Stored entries
---+---

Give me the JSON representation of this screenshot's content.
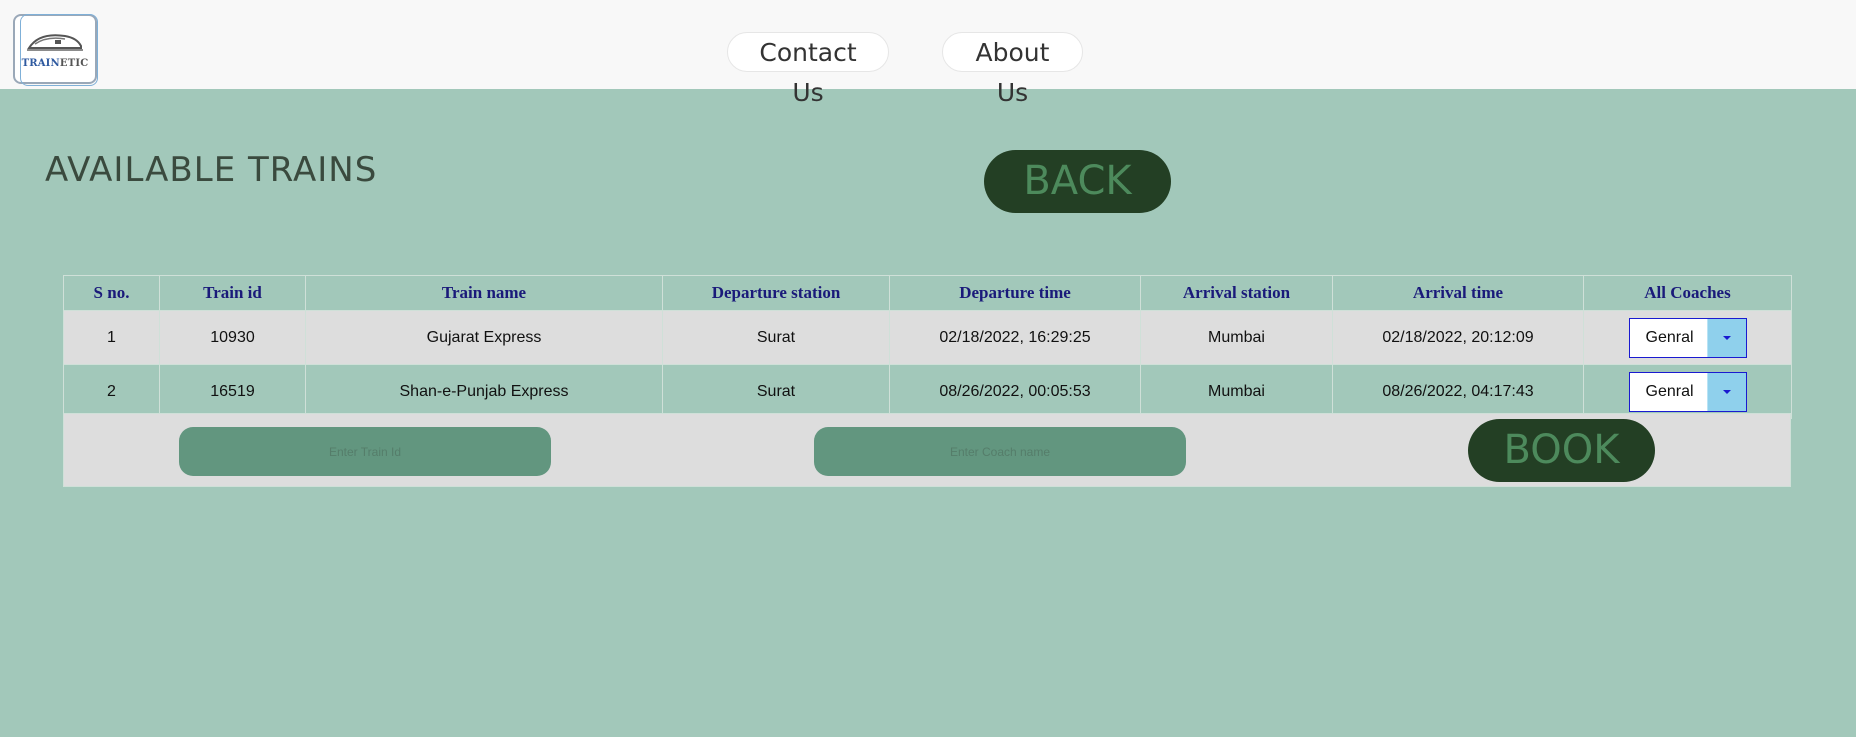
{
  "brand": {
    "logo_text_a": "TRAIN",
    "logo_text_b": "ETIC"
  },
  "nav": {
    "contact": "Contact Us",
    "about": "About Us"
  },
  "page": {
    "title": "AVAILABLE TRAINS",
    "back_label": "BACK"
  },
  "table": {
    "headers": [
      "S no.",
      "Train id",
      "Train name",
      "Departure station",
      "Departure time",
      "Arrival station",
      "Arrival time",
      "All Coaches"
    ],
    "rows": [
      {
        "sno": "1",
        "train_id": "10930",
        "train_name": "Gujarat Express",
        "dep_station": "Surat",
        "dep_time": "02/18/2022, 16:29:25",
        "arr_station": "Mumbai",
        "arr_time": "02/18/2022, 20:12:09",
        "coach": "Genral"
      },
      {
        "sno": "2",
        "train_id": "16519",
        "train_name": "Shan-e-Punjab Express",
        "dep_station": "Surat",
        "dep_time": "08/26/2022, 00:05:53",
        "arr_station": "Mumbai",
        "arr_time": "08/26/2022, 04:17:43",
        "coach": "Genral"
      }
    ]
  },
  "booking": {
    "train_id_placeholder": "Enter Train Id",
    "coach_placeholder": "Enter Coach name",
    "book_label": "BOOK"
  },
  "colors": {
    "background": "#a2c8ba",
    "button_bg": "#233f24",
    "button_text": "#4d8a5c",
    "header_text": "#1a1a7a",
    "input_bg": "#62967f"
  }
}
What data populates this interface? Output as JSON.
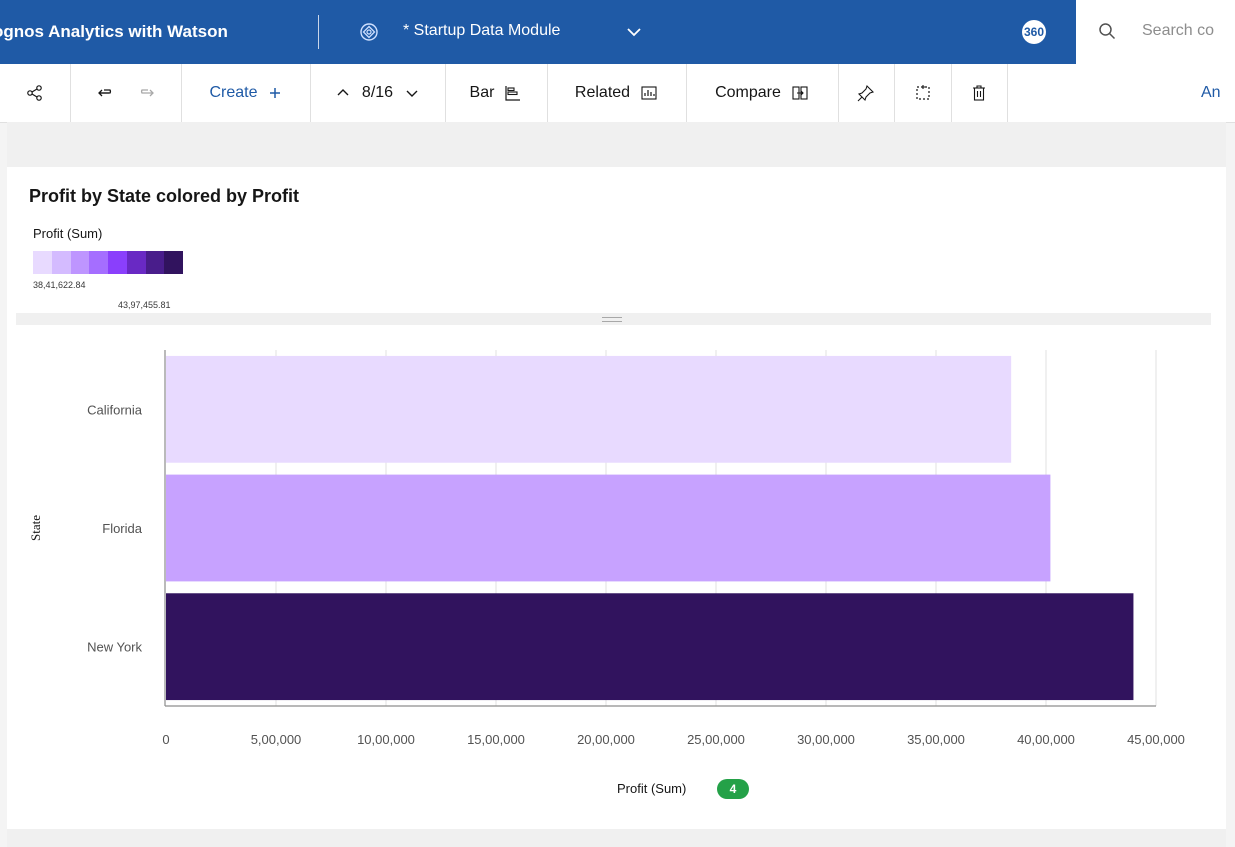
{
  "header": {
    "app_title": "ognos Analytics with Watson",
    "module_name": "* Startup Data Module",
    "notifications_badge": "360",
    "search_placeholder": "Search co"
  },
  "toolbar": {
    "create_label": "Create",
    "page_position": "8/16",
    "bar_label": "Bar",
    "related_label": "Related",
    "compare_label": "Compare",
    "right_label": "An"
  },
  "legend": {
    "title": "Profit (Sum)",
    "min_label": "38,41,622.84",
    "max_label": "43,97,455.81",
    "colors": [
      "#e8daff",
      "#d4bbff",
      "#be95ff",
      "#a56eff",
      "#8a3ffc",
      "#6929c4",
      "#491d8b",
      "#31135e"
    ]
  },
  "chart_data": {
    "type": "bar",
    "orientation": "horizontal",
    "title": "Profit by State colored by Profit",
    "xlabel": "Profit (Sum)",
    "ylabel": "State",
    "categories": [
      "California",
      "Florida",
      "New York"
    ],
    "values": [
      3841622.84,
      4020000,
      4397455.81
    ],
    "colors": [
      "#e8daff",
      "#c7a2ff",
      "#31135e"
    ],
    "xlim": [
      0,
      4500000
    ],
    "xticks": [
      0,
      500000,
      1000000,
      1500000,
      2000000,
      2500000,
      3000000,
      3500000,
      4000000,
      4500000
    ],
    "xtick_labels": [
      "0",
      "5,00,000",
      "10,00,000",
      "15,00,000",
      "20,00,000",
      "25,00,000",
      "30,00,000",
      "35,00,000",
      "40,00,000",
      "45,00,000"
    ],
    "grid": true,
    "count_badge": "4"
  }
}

---+---

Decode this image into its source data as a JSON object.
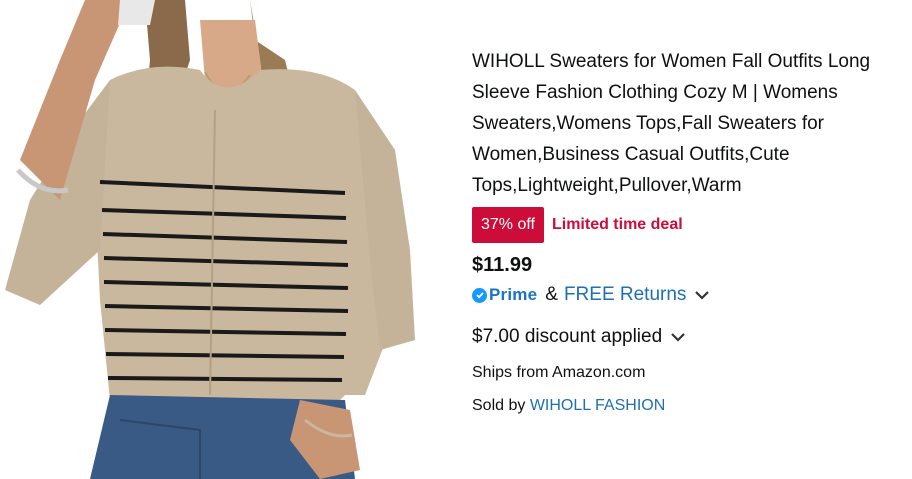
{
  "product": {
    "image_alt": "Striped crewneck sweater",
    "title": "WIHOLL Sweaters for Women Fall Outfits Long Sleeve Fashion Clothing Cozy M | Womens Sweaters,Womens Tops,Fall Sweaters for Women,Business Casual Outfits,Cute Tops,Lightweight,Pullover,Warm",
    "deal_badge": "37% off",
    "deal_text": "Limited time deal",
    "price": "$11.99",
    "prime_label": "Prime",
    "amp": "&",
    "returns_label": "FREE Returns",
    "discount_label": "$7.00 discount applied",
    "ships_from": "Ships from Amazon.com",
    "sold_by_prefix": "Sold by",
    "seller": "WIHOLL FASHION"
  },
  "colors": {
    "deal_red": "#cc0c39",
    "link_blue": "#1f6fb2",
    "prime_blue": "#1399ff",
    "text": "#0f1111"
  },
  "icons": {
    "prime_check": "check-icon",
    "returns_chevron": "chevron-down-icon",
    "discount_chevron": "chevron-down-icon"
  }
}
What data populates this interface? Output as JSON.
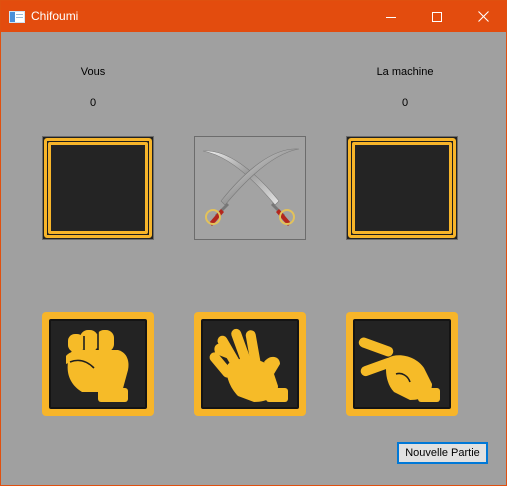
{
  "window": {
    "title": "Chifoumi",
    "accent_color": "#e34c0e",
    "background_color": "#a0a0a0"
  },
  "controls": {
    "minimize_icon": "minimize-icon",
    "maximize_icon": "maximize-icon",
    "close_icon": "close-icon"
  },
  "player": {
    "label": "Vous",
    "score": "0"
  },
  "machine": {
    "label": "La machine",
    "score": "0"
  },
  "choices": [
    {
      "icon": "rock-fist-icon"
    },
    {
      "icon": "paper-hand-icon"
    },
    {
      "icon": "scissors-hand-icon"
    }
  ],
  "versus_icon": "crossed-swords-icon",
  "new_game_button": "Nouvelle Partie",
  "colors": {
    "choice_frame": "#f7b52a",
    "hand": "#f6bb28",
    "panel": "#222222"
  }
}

---+---

* EXERCISE OBJECTIVE *
List each line in the listing that contains the string "Express".

* EXERCISE SOLUTION *
        "train_name": "Gujarat Express",
        "train_name": "Shan-e-Punjab Express",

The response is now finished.